### RECORDS PROVIDED:
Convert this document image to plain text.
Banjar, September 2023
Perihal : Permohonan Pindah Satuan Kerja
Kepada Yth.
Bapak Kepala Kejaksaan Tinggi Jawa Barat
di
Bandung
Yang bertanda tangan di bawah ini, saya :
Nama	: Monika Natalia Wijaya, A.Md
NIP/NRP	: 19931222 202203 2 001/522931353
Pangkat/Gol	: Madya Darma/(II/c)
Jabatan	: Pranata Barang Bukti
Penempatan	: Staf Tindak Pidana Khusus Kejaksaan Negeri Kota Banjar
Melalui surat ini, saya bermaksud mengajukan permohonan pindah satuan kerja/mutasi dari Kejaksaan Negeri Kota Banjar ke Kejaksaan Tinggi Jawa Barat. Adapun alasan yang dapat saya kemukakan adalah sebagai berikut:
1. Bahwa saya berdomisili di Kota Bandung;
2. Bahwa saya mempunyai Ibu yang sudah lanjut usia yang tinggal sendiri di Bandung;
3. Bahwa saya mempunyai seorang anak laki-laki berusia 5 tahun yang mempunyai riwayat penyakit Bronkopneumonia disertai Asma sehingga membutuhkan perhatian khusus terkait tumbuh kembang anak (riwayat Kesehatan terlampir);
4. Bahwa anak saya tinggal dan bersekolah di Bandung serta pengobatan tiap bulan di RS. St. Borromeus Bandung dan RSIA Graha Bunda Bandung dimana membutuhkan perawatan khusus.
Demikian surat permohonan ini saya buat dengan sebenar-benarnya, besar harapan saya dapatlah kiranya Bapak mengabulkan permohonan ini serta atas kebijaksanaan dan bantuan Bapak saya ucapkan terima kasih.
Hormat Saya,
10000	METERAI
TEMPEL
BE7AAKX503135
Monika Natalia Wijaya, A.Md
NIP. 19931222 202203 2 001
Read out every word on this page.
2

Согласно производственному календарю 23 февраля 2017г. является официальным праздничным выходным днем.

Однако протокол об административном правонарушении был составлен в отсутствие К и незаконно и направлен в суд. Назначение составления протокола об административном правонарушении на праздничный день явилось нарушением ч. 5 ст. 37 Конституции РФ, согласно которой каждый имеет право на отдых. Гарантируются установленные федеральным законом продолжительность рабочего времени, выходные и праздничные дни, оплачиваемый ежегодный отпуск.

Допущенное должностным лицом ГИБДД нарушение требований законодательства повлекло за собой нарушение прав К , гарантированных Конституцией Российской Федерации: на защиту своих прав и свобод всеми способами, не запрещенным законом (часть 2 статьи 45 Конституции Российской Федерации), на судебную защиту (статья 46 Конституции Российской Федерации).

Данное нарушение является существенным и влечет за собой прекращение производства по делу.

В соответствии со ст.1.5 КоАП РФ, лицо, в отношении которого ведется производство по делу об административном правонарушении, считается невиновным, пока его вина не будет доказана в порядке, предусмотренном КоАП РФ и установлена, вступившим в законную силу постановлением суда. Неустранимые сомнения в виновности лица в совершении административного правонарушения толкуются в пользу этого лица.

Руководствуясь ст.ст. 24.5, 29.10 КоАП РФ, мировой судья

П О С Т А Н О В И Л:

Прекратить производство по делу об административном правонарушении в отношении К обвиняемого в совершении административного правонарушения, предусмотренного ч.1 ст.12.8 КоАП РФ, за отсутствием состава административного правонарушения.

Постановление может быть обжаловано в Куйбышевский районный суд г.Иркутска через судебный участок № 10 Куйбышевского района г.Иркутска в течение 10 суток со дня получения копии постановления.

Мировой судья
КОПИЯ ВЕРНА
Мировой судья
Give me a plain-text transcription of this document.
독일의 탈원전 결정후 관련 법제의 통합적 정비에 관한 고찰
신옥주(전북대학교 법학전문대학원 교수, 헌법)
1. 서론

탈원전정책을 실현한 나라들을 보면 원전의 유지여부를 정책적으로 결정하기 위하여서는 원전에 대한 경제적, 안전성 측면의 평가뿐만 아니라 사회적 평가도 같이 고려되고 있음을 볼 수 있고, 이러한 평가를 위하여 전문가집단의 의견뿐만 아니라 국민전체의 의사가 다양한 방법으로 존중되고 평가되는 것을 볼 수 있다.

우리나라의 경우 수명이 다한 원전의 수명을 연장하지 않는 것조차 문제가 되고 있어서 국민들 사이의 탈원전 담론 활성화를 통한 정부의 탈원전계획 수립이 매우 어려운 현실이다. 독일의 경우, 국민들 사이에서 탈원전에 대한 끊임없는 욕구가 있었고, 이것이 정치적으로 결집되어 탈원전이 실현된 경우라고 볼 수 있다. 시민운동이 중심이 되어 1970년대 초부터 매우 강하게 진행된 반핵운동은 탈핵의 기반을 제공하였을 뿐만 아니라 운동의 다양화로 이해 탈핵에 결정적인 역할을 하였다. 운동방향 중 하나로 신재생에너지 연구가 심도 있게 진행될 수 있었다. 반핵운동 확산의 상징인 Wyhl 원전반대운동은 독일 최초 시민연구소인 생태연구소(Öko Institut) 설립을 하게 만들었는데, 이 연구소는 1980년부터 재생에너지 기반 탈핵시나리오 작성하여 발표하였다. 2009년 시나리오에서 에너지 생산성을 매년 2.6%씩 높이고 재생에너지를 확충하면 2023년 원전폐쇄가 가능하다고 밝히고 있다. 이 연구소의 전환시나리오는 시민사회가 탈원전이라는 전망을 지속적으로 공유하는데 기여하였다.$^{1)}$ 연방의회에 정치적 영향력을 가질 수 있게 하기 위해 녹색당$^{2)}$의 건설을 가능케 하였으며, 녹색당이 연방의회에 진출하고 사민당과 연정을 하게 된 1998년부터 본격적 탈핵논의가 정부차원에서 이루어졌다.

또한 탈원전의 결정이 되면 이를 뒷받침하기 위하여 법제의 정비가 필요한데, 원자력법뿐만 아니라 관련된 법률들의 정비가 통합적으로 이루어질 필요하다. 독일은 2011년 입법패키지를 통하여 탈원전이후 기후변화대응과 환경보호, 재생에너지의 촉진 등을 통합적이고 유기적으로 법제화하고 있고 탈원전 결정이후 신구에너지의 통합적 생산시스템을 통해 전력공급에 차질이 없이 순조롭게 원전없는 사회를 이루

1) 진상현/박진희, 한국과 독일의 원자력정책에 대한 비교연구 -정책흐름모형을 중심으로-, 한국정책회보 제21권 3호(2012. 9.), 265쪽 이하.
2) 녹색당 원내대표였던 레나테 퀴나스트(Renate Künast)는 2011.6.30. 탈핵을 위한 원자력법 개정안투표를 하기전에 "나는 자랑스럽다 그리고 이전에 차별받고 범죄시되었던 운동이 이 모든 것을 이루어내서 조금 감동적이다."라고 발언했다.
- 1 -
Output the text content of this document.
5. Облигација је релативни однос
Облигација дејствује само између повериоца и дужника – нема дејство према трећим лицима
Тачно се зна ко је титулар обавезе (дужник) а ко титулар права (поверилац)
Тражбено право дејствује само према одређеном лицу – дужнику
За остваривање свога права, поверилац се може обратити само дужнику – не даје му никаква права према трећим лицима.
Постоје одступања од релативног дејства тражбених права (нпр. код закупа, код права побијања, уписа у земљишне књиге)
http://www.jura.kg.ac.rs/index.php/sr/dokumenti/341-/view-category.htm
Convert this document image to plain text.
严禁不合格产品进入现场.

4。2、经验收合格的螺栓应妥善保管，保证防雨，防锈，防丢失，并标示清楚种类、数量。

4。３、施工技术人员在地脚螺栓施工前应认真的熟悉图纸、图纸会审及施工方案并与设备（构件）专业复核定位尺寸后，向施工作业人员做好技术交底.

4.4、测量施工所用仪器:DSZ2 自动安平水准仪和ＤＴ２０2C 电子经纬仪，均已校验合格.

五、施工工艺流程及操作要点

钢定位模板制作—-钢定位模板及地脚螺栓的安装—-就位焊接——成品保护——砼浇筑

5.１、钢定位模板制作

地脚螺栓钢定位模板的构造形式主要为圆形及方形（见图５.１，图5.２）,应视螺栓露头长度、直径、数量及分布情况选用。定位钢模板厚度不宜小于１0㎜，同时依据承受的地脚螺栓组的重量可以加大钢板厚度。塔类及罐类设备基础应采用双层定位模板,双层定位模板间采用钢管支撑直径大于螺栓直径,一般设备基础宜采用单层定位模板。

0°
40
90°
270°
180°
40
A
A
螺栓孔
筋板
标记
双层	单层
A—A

### INSTRUCTIONS TO FOLLOW:
Reply with nothing but a number: how many lines of the entries above contain the string "Облигација"?

### THE ANSWER:
2